_TO DO_
Output the material below unchanged, apart from leaving out the pictures.

_DATA SUPPLIED_
╔══

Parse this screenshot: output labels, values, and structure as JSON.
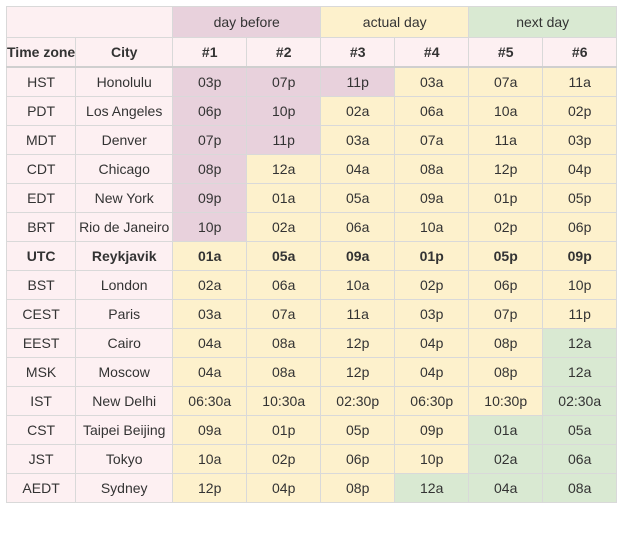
{
  "groups": {
    "before": "day before",
    "actual": "actual day",
    "next": "next day"
  },
  "headers": {
    "timezone": "Time zone",
    "city": "City",
    "slots": [
      "#1",
      "#2",
      "#3",
      "#4",
      "#5",
      "#6"
    ]
  },
  "colors": {
    "base": "#fdf0f2",
    "day_before": "#e8d1dc",
    "actual_day": "#fdf1cc",
    "next_day": "#d9e9d2"
  },
  "rows": [
    {
      "tz": "HST",
      "city": "Honolulu",
      "times": [
        "03p",
        "07p",
        "11p",
        "03a",
        "07a",
        "11a"
      ],
      "days": [
        "b",
        "b",
        "b",
        "a",
        "a",
        "a"
      ]
    },
    {
      "tz": "PDT",
      "city": "Los Angeles",
      "times": [
        "06p",
        "10p",
        "02a",
        "06a",
        "10a",
        "02p"
      ],
      "days": [
        "b",
        "b",
        "a",
        "a",
        "a",
        "a"
      ]
    },
    {
      "tz": "MDT",
      "city": "Denver",
      "times": [
        "07p",
        "11p",
        "03a",
        "07a",
        "11a",
        "03p"
      ],
      "days": [
        "b",
        "b",
        "a",
        "a",
        "a",
        "a"
      ]
    },
    {
      "tz": "CDT",
      "city": "Chicago",
      "times": [
        "08p",
        "12a",
        "04a",
        "08a",
        "12p",
        "04p"
      ],
      "days": [
        "b",
        "a",
        "a",
        "a",
        "a",
        "a"
      ]
    },
    {
      "tz": "EDT",
      "city": "New York",
      "times": [
        "09p",
        "01a",
        "05a",
        "09a",
        "01p",
        "05p"
      ],
      "days": [
        "b",
        "a",
        "a",
        "a",
        "a",
        "a"
      ]
    },
    {
      "tz": "BRT",
      "city": "Rio de Janeiro",
      "times": [
        "10p",
        "02a",
        "06a",
        "10a",
        "02p",
        "06p"
      ],
      "days": [
        "b",
        "a",
        "a",
        "a",
        "a",
        "a"
      ]
    },
    {
      "tz": "UTC",
      "city": "Reykjavik",
      "times": [
        "01a",
        "05a",
        "09a",
        "01p",
        "05p",
        "09p"
      ],
      "days": [
        "a",
        "a",
        "a",
        "a",
        "a",
        "a"
      ],
      "bold": true
    },
    {
      "tz": "BST",
      "city": "London",
      "times": [
        "02a",
        "06a",
        "10a",
        "02p",
        "06p",
        "10p"
      ],
      "days": [
        "a",
        "a",
        "a",
        "a",
        "a",
        "a"
      ]
    },
    {
      "tz": "CEST",
      "city": "Paris",
      "times": [
        "03a",
        "07a",
        "11a",
        "03p",
        "07p",
        "11p"
      ],
      "days": [
        "a",
        "a",
        "a",
        "a",
        "a",
        "a"
      ]
    },
    {
      "tz": "EEST",
      "city": "Cairo",
      "times": [
        "04a",
        "08a",
        "12p",
        "04p",
        "08p",
        "12a"
      ],
      "days": [
        "a",
        "a",
        "a",
        "a",
        "a",
        "n"
      ]
    },
    {
      "tz": "MSK",
      "city": "Moscow",
      "times": [
        "04a",
        "08a",
        "12p",
        "04p",
        "08p",
        "12a"
      ],
      "days": [
        "a",
        "a",
        "a",
        "a",
        "a",
        "n"
      ]
    },
    {
      "tz": "IST",
      "city": "New Delhi",
      "times": [
        "06:30a",
        "10:30a",
        "02:30p",
        "06:30p",
        "10:30p",
        "02:30a"
      ],
      "days": [
        "a",
        "a",
        "a",
        "a",
        "a",
        "n"
      ]
    },
    {
      "tz": "CST",
      "city": "Taipei Beijing",
      "times": [
        "09a",
        "01p",
        "05p",
        "09p",
        "01a",
        "05a"
      ],
      "days": [
        "a",
        "a",
        "a",
        "a",
        "n",
        "n"
      ]
    },
    {
      "tz": "JST",
      "city": "Tokyo",
      "times": [
        "10a",
        "02p",
        "06p",
        "10p",
        "02a",
        "06a"
      ],
      "days": [
        "a",
        "a",
        "a",
        "a",
        "n",
        "n"
      ]
    },
    {
      "tz": "AEDT",
      "city": "Sydney",
      "times": [
        "12p",
        "04p",
        "08p",
        "12a",
        "04a",
        "08a"
      ],
      "days": [
        "a",
        "a",
        "a",
        "n",
        "n",
        "n"
      ]
    }
  ]
}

╚══

_ANSWER TO THIS TASK_
Parse this screenshot: output labels, values, and structure as JSON.
{
  "groups": {
    "before": "day before",
    "actual": "actual day",
    "next": "next day"
  },
  "headers": {
    "timezone": "Time zone",
    "city": "City",
    "slots": [
      "#1",
      "#2",
      "#3",
      "#4",
      "#5",
      "#6"
    ]
  },
  "colors": {
    "base": "#fdf0f2",
    "day_before": "#e8d1dc",
    "actual_day": "#fdf1cc",
    "next_day": "#d9e9d2"
  },
  "rows": [
    {
      "tz": "HST",
      "city": "Honolulu",
      "times": [
        "03p",
        "07p",
        "11p",
        "03a",
        "07a",
        "11a"
      ],
      "days": [
        "b",
        "b",
        "b",
        "a",
        "a",
        "a"
      ]
    },
    {
      "tz": "PDT",
      "city": "Los Angeles",
      "times": [
        "06p",
        "10p",
        "02a",
        "06a",
        "10a",
        "02p"
      ],
      "days": [
        "b",
        "b",
        "a",
        "a",
        "a",
        "a"
      ]
    },
    {
      "tz": "MDT",
      "city": "Denver",
      "times": [
        "07p",
        "11p",
        "03a",
        "07a",
        "11a",
        "03p"
      ],
      "days": [
        "b",
        "b",
        "a",
        "a",
        "a",
        "a"
      ]
    },
    {
      "tz": "CDT",
      "city": "Chicago",
      "times": [
        "08p",
        "12a",
        "04a",
        "08a",
        "12p",
        "04p"
      ],
      "days": [
        "b",
        "a",
        "a",
        "a",
        "a",
        "a"
      ]
    },
    {
      "tz": "EDT",
      "city": "New York",
      "times": [
        "09p",
        "01a",
        "05a",
        "09a",
        "01p",
        "05p"
      ],
      "days": [
        "b",
        "a",
        "a",
        "a",
        "a",
        "a"
      ]
    },
    {
      "tz": "BRT",
      "city": "Rio de Janeiro",
      "times": [
        "10p",
        "02a",
        "06a",
        "10a",
        "02p",
        "06p"
      ],
      "days": [
        "b",
        "a",
        "a",
        "a",
        "a",
        "a"
      ]
    },
    {
      "tz": "UTC",
      "city": "Reykjavik",
      "times": [
        "01a",
        "05a",
        "09a",
        "01p",
        "05p",
        "09p"
      ],
      "days": [
        "a",
        "a",
        "a",
        "a",
        "a",
        "a"
      ],
      "bold": true
    },
    {
      "tz": "BST",
      "city": "London",
      "times": [
        "02a",
        "06a",
        "10a",
        "02p",
        "06p",
        "10p"
      ],
      "days": [
        "a",
        "a",
        "a",
        "a",
        "a",
        "a"
      ]
    },
    {
      "tz": "CEST",
      "city": "Paris",
      "times": [
        "03a",
        "07a",
        "11a",
        "03p",
        "07p",
        "11p"
      ],
      "days": [
        "a",
        "a",
        "a",
        "a",
        "a",
        "a"
      ]
    },
    {
      "tz": "EEST",
      "city": "Cairo",
      "times": [
        "04a",
        "08a",
        "12p",
        "04p",
        "08p",
        "12a"
      ],
      "days": [
        "a",
        "a",
        "a",
        "a",
        "a",
        "n"
      ]
    },
    {
      "tz": "MSK",
      "city": "Moscow",
      "times": [
        "04a",
        "08a",
        "12p",
        "04p",
        "08p",
        "12a"
      ],
      "days": [
        "a",
        "a",
        "a",
        "a",
        "a",
        "n"
      ]
    },
    {
      "tz": "IST",
      "city": "New Delhi",
      "times": [
        "06:30a",
        "10:30a",
        "02:30p",
        "06:30p",
        "10:30p",
        "02:30a"
      ],
      "days": [
        "a",
        "a",
        "a",
        "a",
        "a",
        "n"
      ]
    },
    {
      "tz": "CST",
      "city": "Taipei Beijing",
      "times": [
        "09a",
        "01p",
        "05p",
        "09p",
        "01a",
        "05a"
      ],
      "days": [
        "a",
        "a",
        "a",
        "a",
        "n",
        "n"
      ]
    },
    {
      "tz": "JST",
      "city": "Tokyo",
      "times": [
        "10a",
        "02p",
        "06p",
        "10p",
        "02a",
        "06a"
      ],
      "days": [
        "a",
        "a",
        "a",
        "a",
        "n",
        "n"
      ]
    },
    {
      "tz": "AEDT",
      "city": "Sydney",
      "times": [
        "12p",
        "04p",
        "08p",
        "12a",
        "04a",
        "08a"
      ],
      "days": [
        "a",
        "a",
        "a",
        "n",
        "n",
        "n"
      ]
    }
  ]
}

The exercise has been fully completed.